** BEGIN **

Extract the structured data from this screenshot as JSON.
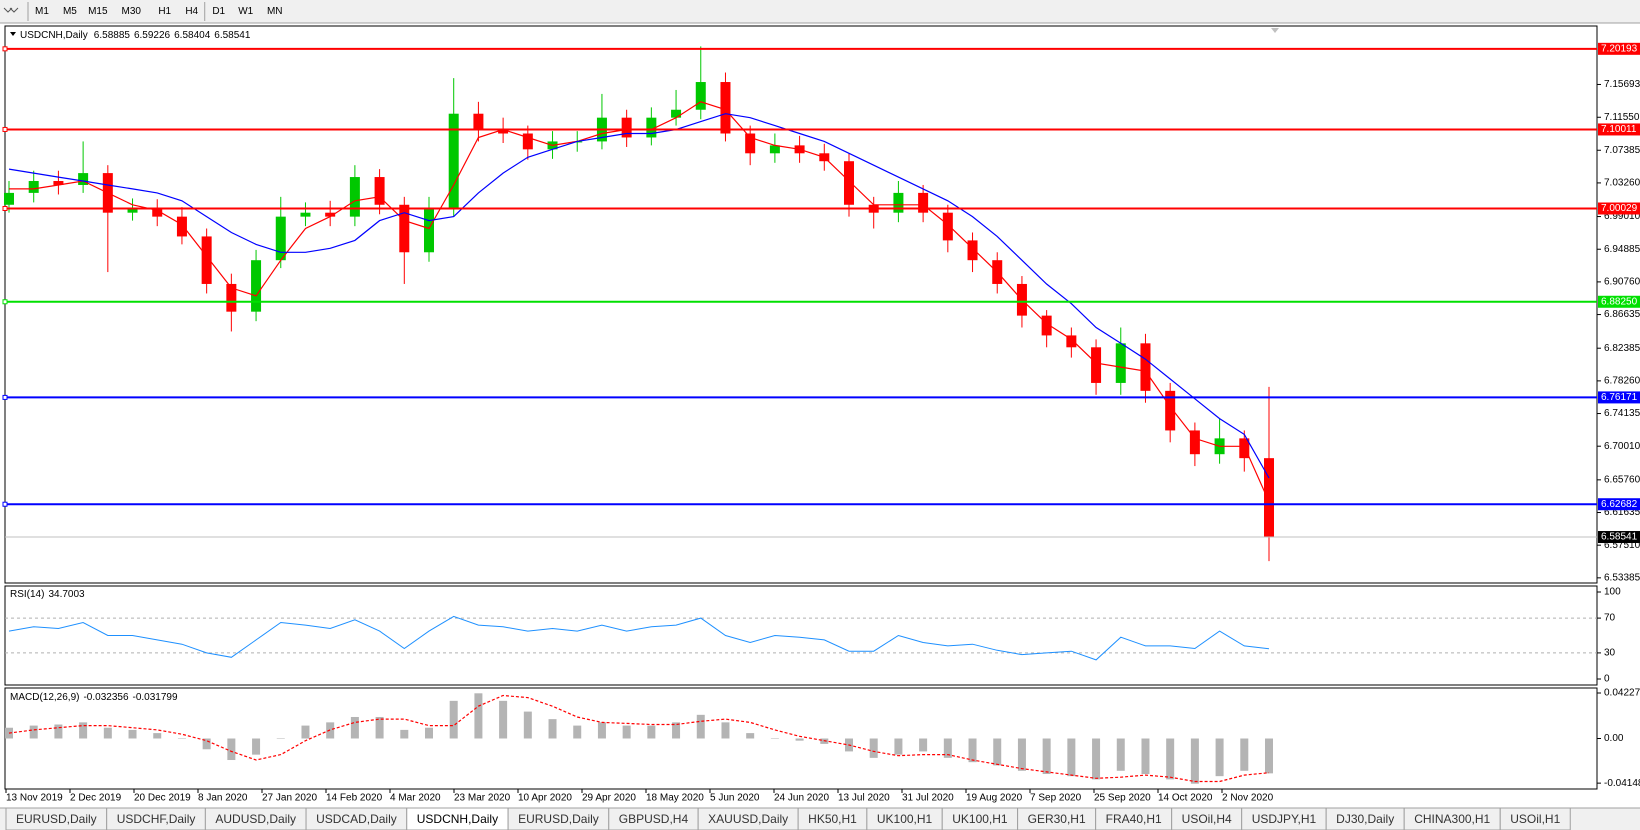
{
  "toolbar": {
    "timeframes": [
      "M1",
      "M5",
      "M15",
      "M30",
      "H1",
      "H4",
      "D1",
      "W1",
      "MN"
    ]
  },
  "chart_data": {
    "type": "candlestick",
    "symbol": "USDCNH,Daily",
    "quote": [
      6.58885,
      6.59226,
      6.58404,
      6.58541
    ],
    "categories": [
      "13 Nov 2019",
      "2 Dec 2019",
      "20 Dec 2019",
      "8 Jan 2020",
      "27 Jan 2020",
      "14 Feb 2020",
      "4 Mar 2020",
      "23 Mar 2020",
      "10 Apr 2020",
      "29 Apr 2020",
      "18 May 2020",
      "5 Jun 2020",
      "24 Jun 2020",
      "13 Jul 2020",
      "31 Jul 2020",
      "19 Aug 2020",
      "7 Sep 2020",
      "25 Sep 2020",
      "14 Oct 2020",
      "2 Nov 2020"
    ],
    "open": [
      7.005,
      7.02,
      7.035,
      7.03,
      7.045,
      6.995,
      7.0,
      6.99,
      6.965,
      6.905,
      6.87,
      6.935,
      6.99,
      6.995,
      6.99,
      7.04,
      7.005,
      6.945,
      7.0,
      7.12,
      7.1,
      7.095,
      7.075,
      7.085,
      7.085,
      7.115,
      7.09,
      7.115,
      7.125,
      7.16,
      7.095,
      7.07,
      7.08,
      7.07,
      7.06,
      7.005,
      6.995,
      7.02,
      6.995,
      6.96,
      6.935,
      6.905,
      6.865,
      6.84,
      6.825,
      6.78,
      6.83,
      6.77,
      6.72,
      6.69,
      6.71,
      6.685
    ],
    "high": [
      7.035,
      7.048,
      7.048,
      7.085,
      7.055,
      7.013,
      7.012,
      7.002,
      6.975,
      6.918,
      6.948,
      7.015,
      7.008,
      7.01,
      7.055,
      7.05,
      7.015,
      7.015,
      7.165,
      7.135,
      7.115,
      7.105,
      7.098,
      7.098,
      7.145,
      7.125,
      7.128,
      7.15,
      7.205,
      7.172,
      7.105,
      7.095,
      7.092,
      7.082,
      7.07,
      7.015,
      7.035,
      7.03,
      7.005,
      6.97,
      6.945,
      6.915,
      6.872,
      6.85,
      6.835,
      6.85,
      6.842,
      6.78,
      6.73,
      6.735,
      6.72,
      6.775
    ],
    "low": [
      6.995,
      7.008,
      7.018,
      7.02,
      6.92,
      6.985,
      6.978,
      6.955,
      6.893,
      6.845,
      6.858,
      6.925,
      6.978,
      6.978,
      6.978,
      6.993,
      6.905,
      6.933,
      6.99,
      7.085,
      7.083,
      7.062,
      7.063,
      7.072,
      7.075,
      7.078,
      7.08,
      7.105,
      7.113,
      7.085,
      7.055,
      7.058,
      7.058,
      7.048,
      6.99,
      6.975,
      6.983,
      6.983,
      6.945,
      6.92,
      6.893,
      6.85,
      6.825,
      6.812,
      6.765,
      6.765,
      6.755,
      6.705,
      6.675,
      6.678,
      6.668,
      6.555
    ],
    "close": [
      7.02,
      7.035,
      7.03,
      7.045,
      6.995,
      7.0,
      6.99,
      6.965,
      6.905,
      6.87,
      6.935,
      6.99,
      6.995,
      6.99,
      7.04,
      7.005,
      6.945,
      7.0,
      7.12,
      7.1,
      7.095,
      7.075,
      7.085,
      7.085,
      7.115,
      7.09,
      7.115,
      7.125,
      7.16,
      7.095,
      7.07,
      7.08,
      7.07,
      7.06,
      7.005,
      6.995,
      7.02,
      6.995,
      6.96,
      6.935,
      6.905,
      6.865,
      6.84,
      6.825,
      6.78,
      6.83,
      6.77,
      6.72,
      6.69,
      6.71,
      6.685,
      6.585
    ],
    "up_color": "#00c800",
    "down_color": "#ff0000",
    "ylim": [
      6.5286,
      7.2295
    ],
    "yticks": [
      7.15693,
      {
        "value": 7.1155,
        "label": "7.11550"
      },
      7.07385,
      {
        "value": 7.0326,
        "label": "7.03260"
      },
      {
        "value": 6.9901,
        "label": "6.99010"
      },
      6.94885,
      {
        "value": 6.9076,
        "label": "6.90760"
      },
      6.86635,
      6.82385,
      {
        "value": 6.7826,
        "label": "6.78260"
      },
      6.74135,
      {
        "value": 6.7001,
        "label": "6.70010"
      },
      {
        "value": 6.6576,
        "label": "6.65760"
      },
      6.61635,
      {
        "value": 6.5751,
        "label": "6.57510"
      },
      6.53385
    ],
    "moving_averages": [
      {
        "color": "#ff0000",
        "values": [
          7.025,
          7.025,
          7.03,
          7.035,
          7.02,
          7.005,
          6.998,
          6.98,
          6.94,
          6.9,
          6.89,
          6.935,
          6.975,
          6.99,
          7.01,
          7.015,
          6.985,
          6.975,
          7.03,
          7.09,
          7.1,
          7.09,
          7.08,
          7.085,
          7.095,
          7.1,
          7.1,
          7.115,
          7.135,
          7.125,
          7.09,
          7.08,
          7.075,
          7.065,
          7.035,
          7.005,
          7.005,
          7.005,
          6.98,
          6.95,
          6.92,
          6.885,
          6.855,
          6.835,
          6.805,
          6.8,
          6.795,
          6.75,
          6.71,
          6.7,
          6.7,
          6.63
        ]
      },
      {
        "color": "#0000ff",
        "values": [
          7.05,
          7.045,
          7.04,
          7.035,
          7.03,
          7.025,
          7.02,
          7.01,
          6.99,
          6.97,
          6.955,
          6.945,
          6.945,
          6.95,
          6.96,
          6.985,
          6.995,
          6.985,
          6.99,
          7.02,
          7.045,
          7.065,
          7.075,
          7.085,
          7.09,
          7.095,
          7.095,
          7.1,
          7.11,
          7.12,
          7.115,
          7.105,
          7.095,
          7.085,
          7.07,
          7.055,
          7.04,
          7.025,
          7.01,
          6.99,
          6.965,
          6.935,
          6.905,
          6.88,
          6.85,
          6.83,
          6.81,
          6.785,
          6.76,
          6.735,
          6.715,
          6.66
        ]
      }
    ],
    "levels": [
      {
        "price": 7.20193,
        "color": "#ff0000"
      },
      {
        "price": 7.10011,
        "color": "#ff0000"
      },
      {
        "price": 7.00029,
        "color": "#ff0000"
      },
      {
        "price": {
          "value": 6.8825,
          "label": "6.88250"
        },
        "color": "#00e000"
      },
      {
        "price": 6.76171,
        "color": "#0000ff"
      },
      {
        "price": 6.62682,
        "color": "#0000ff"
      }
    ],
    "last_color": "#c0c0c0",
    "rsi": {
      "name": "RSI(14)",
      "value": 34.7003,
      "color": "#1e90ff",
      "ylim": [
        0,
        100
      ],
      "yticks": [
        100,
        70,
        30,
        0
      ],
      "values": [
        55,
        60,
        58,
        65,
        50,
        50,
        45,
        40,
        30,
        25,
        45,
        65,
        62,
        58,
        68,
        55,
        35,
        55,
        72,
        62,
        60,
        55,
        58,
        55,
        62,
        55,
        60,
        62,
        70,
        50,
        42,
        50,
        48,
        45,
        32,
        32,
        50,
        42,
        38,
        40,
        33,
        28,
        30,
        32,
        22,
        48,
        38,
        38,
        35,
        55,
        38,
        34.7
      ]
    },
    "macd": {
      "name": "MACD(12,26,9)",
      "readout": [
        -0.032356,
        -0.031799
      ],
      "hist_color": "#b4b4b4",
      "signal_color": "#ff0000",
      "ylim": [
        -0.046,
        0.046
      ],
      "yticks": [
        0.042275,
        {
          "value": 0,
          "label": "0.00"
        },
        -0.04148
      ],
      "histogram": [
        0.01,
        0.012,
        0.013,
        0.015,
        0.01,
        0.008,
        0.005,
        0.0,
        -0.01,
        -0.02,
        -0.015,
        0.0,
        0.012,
        0.015,
        0.02,
        0.02,
        0.008,
        0.01,
        0.035,
        0.042,
        0.035,
        0.025,
        0.018,
        0.012,
        0.015,
        0.012,
        0.012,
        0.015,
        0.022,
        0.015,
        0.005,
        0.0,
        -0.002,
        -0.005,
        -0.012,
        -0.018,
        -0.015,
        -0.012,
        -0.018,
        -0.022,
        -0.025,
        -0.03,
        -0.033,
        -0.035,
        -0.038,
        -0.03,
        -0.033,
        -0.038,
        -0.042,
        -0.035,
        -0.03,
        -0.0324
      ],
      "signal": [
        0.005,
        0.008,
        0.01,
        0.012,
        0.012,
        0.01,
        0.008,
        0.004,
        -0.002,
        -0.012,
        -0.02,
        -0.015,
        -0.002,
        0.008,
        0.015,
        0.018,
        0.018,
        0.012,
        0.012,
        0.03,
        0.04,
        0.038,
        0.03,
        0.02,
        0.015,
        0.014,
        0.013,
        0.013,
        0.016,
        0.018,
        0.015,
        0.008,
        0.002,
        -0.002,
        -0.006,
        -0.012,
        -0.016,
        -0.015,
        -0.015,
        -0.02,
        -0.024,
        -0.028,
        -0.031,
        -0.034,
        -0.037,
        -0.036,
        -0.034,
        -0.036,
        -0.04,
        -0.04,
        -0.034,
        -0.0318
      ]
    }
  },
  "tabs": [
    "EURUSD,Daily",
    "USDCHF,Daily",
    "AUDUSD,Daily",
    "USDCAD,Daily",
    "USDCNH,Daily",
    "EURUSD,Daily",
    "GBPUSD,H4",
    "XAUUSD,Daily",
    "HK50,H1",
    "UK100,H1",
    "UK100,H1",
    "GER30,H1",
    "FRA40,H1",
    "USOil,H4",
    "USDJPY,H1",
    "DJ30,Daily",
    "CHINA300,H1",
    "USOil,H1"
  ],
  "active_tab": 4
}
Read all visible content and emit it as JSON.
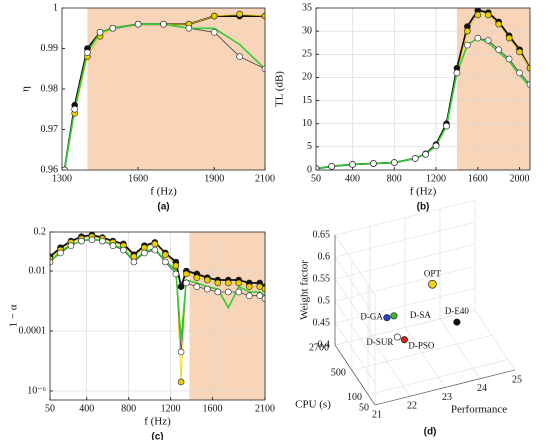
{
  "chart_data": [
    {
      "type": "line",
      "caption": "(a)",
      "xlabel": "f (Hz)",
      "ylabel": "η",
      "x": [
        1310,
        1350,
        1400,
        1450,
        1500,
        1600,
        1700,
        1800,
        1900,
        2000,
        2100
      ],
      "xlim": [
        1300,
        2100
      ],
      "xticks": [
        1300,
        1600,
        1900,
        2100
      ],
      "ylim": [
        0.96,
        1
      ],
      "yticks": [
        0.96,
        0.97,
        0.98,
        0.99,
        1
      ],
      "grid": false,
      "log_y": false,
      "shaded": [
        1400,
        2100
      ],
      "shade_color": "#f8d5b8",
      "series": [
        {
          "color": "#111111",
          "markers": true,
          "values": [
            0.96,
            0.976,
            0.99,
            0.994,
            0.995,
            0.996,
            0.996,
            0.996,
            0.998,
            0.998,
            0.998
          ]
        },
        {
          "color": "#e8d000",
          "markers": true,
          "values": [
            0.96,
            0.974,
            0.988,
            0.993,
            0.995,
            0.996,
            0.996,
            0.996,
            0.998,
            0.9985,
            0.998
          ]
        },
        {
          "color": "#ffffff",
          "markers": true,
          "values": [
            0.96,
            0.975,
            0.989,
            0.994,
            0.995,
            0.996,
            0.996,
            0.995,
            0.994,
            0.988,
            0.985
          ]
        },
        {
          "color": "#33cc33",
          "markers": false,
          "values": [
            0.96,
            0.975,
            0.989,
            0.994,
            0.995,
            0.996,
            0.996,
            0.995,
            0.995,
            0.991,
            0.985
          ]
        }
      ]
    },
    {
      "type": "line",
      "caption": "(b)",
      "xlabel": "f (Hz)",
      "ylabel": "TL (dB)",
      "x": [
        50,
        200,
        400,
        600,
        800,
        1000,
        1100,
        1200,
        1300,
        1400,
        1500,
        1600,
        1700,
        1800,
        1900,
        2000,
        2100
      ],
      "xlim": [
        50,
        2100
      ],
      "xticks": [
        50,
        400,
        800,
        1200,
        1600,
        2000
      ],
      "ylim": [
        0,
        35
      ],
      "yticks": [
        0,
        5,
        10,
        15,
        20,
        25,
        30,
        35
      ],
      "grid": true,
      "log_y": false,
      "shaded": [
        1400,
        2100
      ],
      "shade_color": "#f8d5b8",
      "series": [
        {
          "color": "#111111",
          "markers": true,
          "values": [
            0.3,
            0.8,
            1.2,
            1.4,
            1.6,
            2.5,
            3.5,
            5.5,
            10,
            22,
            31,
            34.5,
            34,
            32,
            29,
            26,
            22
          ]
        },
        {
          "color": "#e8d000",
          "markers": true,
          "values": [
            0.3,
            0.8,
            1.2,
            1.4,
            1.6,
            2.5,
            3.4,
            5.3,
            9.5,
            21,
            30,
            33.5,
            33.5,
            31.5,
            28.5,
            25.5,
            22
          ]
        },
        {
          "color": "#ffffff",
          "markers": true,
          "values": [
            0.3,
            0.8,
            1.2,
            1.4,
            1.6,
            2.5,
            3.4,
            5.2,
            9.5,
            21,
            27,
            28.5,
            28,
            26,
            24,
            21,
            18.5
          ]
        },
        {
          "color": "#33cc33",
          "markers": false,
          "values": [
            0.3,
            0.8,
            1.2,
            1.4,
            1.6,
            2.5,
            3.4,
            5.2,
            9.5,
            21,
            27,
            28.5,
            27.5,
            25.5,
            23.5,
            20.5,
            18
          ]
        }
      ]
    },
    {
      "type": "line",
      "caption": "(c)",
      "xlabel": "f (Hz)",
      "ylabel": "1 − α",
      "x": [
        50,
        150,
        250,
        350,
        450,
        550,
        650,
        750,
        850,
        950,
        1050,
        1150,
        1250,
        1300,
        1350,
        1450,
        1550,
        1650,
        1750,
        1850,
        1950,
        2050,
        2100
      ],
      "xlim": [
        50,
        2100
      ],
      "xticks": [
        50,
        400,
        800,
        1200,
        1600,
        2100
      ],
      "ylim": [
        5e-07,
        0.2
      ],
      "yticks": [
        {
          "value": 1e-06,
          "label": "10⁻⁶"
        },
        0.0001,
        0.01,
        0.2
      ],
      "grid": true,
      "log_y": true,
      "shaded": [
        1380,
        2100
      ],
      "shade_color": "#f8d5b8",
      "series": [
        {
          "color": "#111111",
          "markers": true,
          "values": [
            0.03,
            0.06,
            0.1,
            0.14,
            0.16,
            0.13,
            0.1,
            0.08,
            0.035,
            0.07,
            0.09,
            0.04,
            0.02,
            0.003,
            0.01,
            0.008,
            0.006,
            0.005,
            0.005,
            0.005,
            0.004,
            0.004,
            0.003
          ]
        },
        {
          "color": "#e8d000",
          "markers": true,
          "values": [
            0.025,
            0.05,
            0.09,
            0.12,
            0.14,
            0.12,
            0.09,
            0.07,
            0.03,
            0.06,
            0.08,
            0.035,
            0.015,
            2e-06,
            0.008,
            0.006,
            0.005,
            0.004,
            0.004,
            0.004,
            0.003,
            0.003,
            0.0025
          ]
        },
        {
          "color": "#ffffff",
          "markers": true,
          "values": [
            0.02,
            0.04,
            0.07,
            0.1,
            0.11,
            0.1,
            0.07,
            0.05,
            0.02,
            0.04,
            0.05,
            0.02,
            0.008,
            2e-05,
            0.004,
            0.003,
            0.0025,
            0.002,
            0.002,
            0.002,
            0.0015,
            0.0015,
            0.0012
          ]
        },
        {
          "color": "#33cc33",
          "markers": false,
          "values": [
            0.02,
            0.045,
            0.075,
            0.1,
            0.12,
            0.1,
            0.075,
            0.055,
            0.022,
            0.045,
            0.055,
            0.022,
            0.01,
            5e-05,
            0.005,
            0.004,
            0.003,
            0.0025,
            0.0006,
            0.003,
            0.002,
            0.002,
            0.0015
          ]
        }
      ]
    },
    {
      "type": "scatter3d",
      "caption": "(d)",
      "xlabel": "Performance",
      "ylabel": "CPU (s)",
      "zlabel": "Weight factor",
      "xlim": [
        21,
        25
      ],
      "xticks": [
        21,
        22,
        23,
        24,
        25
      ],
      "ylim": [
        50,
        2700
      ],
      "yticks": [
        50,
        100,
        500,
        2700
      ],
      "log_y": true,
      "zlim": [
        0.4,
        0.65
      ],
      "zticks": [
        0.4,
        0.45,
        0.5,
        0.55,
        0.6,
        0.65
      ],
      "points": [
        {
          "name": "OPT",
          "color": "#f2d21b",
          "x": 23.3,
          "y": 500,
          "z": 0.55
        },
        {
          "name": "D-GA",
          "color": "#2244cc",
          "x": 22,
          "y": 500,
          "z": 0.5
        },
        {
          "name": "D-SA",
          "color": "#33bb33",
          "x": 22.2,
          "y": 500,
          "z": 0.5
        },
        {
          "name": "D-SUR",
          "color": "#ffffff",
          "x": 22.3,
          "y": 500,
          "z": 0.45
        },
        {
          "name": "D-PSO",
          "color": "#dd2222",
          "x": 22.5,
          "y": 500,
          "z": 0.44
        },
        {
          "name": "D-E40",
          "color": "#111111",
          "x": 24,
          "y": 500,
          "z": 0.45
        }
      ]
    }
  ]
}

** END **

WRITTEN INSTRUCTION - Find the lines above that contain the word "Daily" and collect them.

FULL ANSWER -
    "symbol": "USDCNH,Daily",
    "EURUSD,Daily",
    "USDCHF,Daily",
    "AUDUSD,Daily",
    "USDCAD,Daily",
    "USDCNH,Daily",
    "EURUSD,Daily",
    "XAUUSD,Daily",
    "DJ30,Daily",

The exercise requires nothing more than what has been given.